Saved data entries
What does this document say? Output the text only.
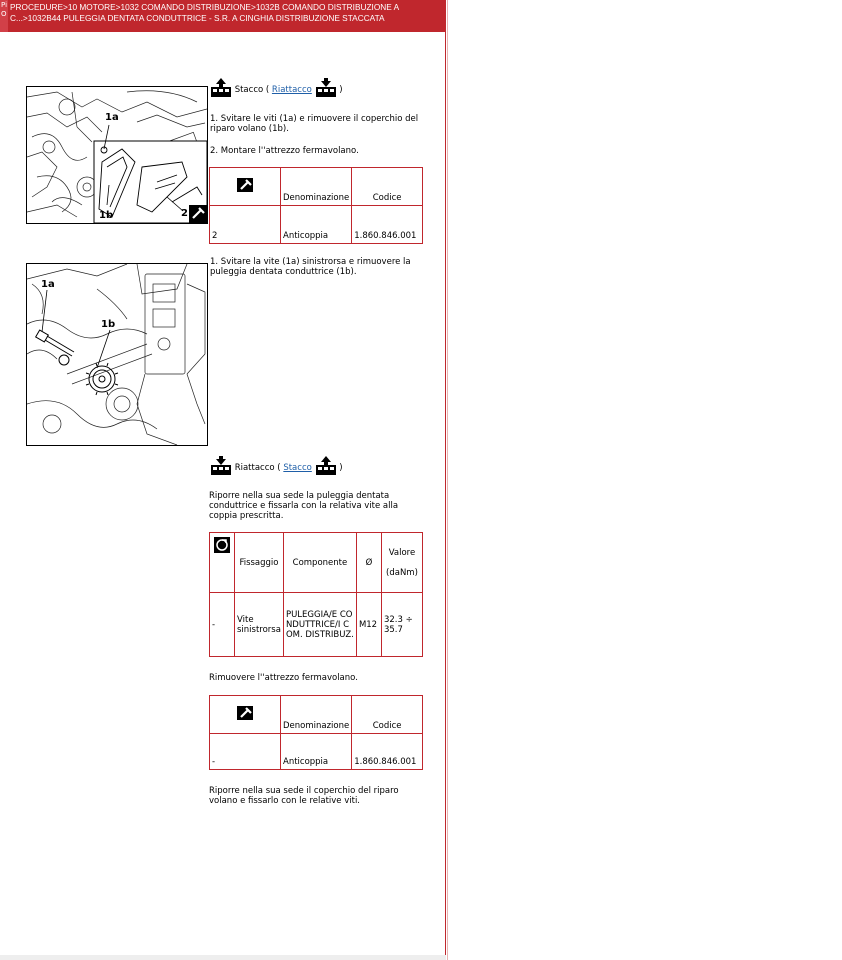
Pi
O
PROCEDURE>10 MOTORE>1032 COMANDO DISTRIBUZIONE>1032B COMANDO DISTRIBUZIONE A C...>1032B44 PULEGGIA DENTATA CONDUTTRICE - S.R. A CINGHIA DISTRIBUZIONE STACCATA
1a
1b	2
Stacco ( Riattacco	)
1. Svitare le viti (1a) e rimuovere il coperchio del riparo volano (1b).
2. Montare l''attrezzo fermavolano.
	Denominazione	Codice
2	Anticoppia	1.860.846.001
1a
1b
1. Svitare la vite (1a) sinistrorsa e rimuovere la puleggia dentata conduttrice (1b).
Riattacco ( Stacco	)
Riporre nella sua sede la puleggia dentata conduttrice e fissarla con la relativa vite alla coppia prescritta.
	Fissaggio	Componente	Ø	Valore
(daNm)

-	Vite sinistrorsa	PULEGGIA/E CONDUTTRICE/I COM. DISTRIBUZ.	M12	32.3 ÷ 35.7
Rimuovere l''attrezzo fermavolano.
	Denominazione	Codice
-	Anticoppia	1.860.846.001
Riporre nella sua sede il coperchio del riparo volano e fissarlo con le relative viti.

*Your instructions*
Go through the material and copy out every line with "coperchio" in it.

*Response to the task*
1. Svitare le viti (1a) e rimuovere il coperchio del riparo volano (1b).
Riporre nella sua sede il coperchio del riparo volano e fissarlo con le relative viti.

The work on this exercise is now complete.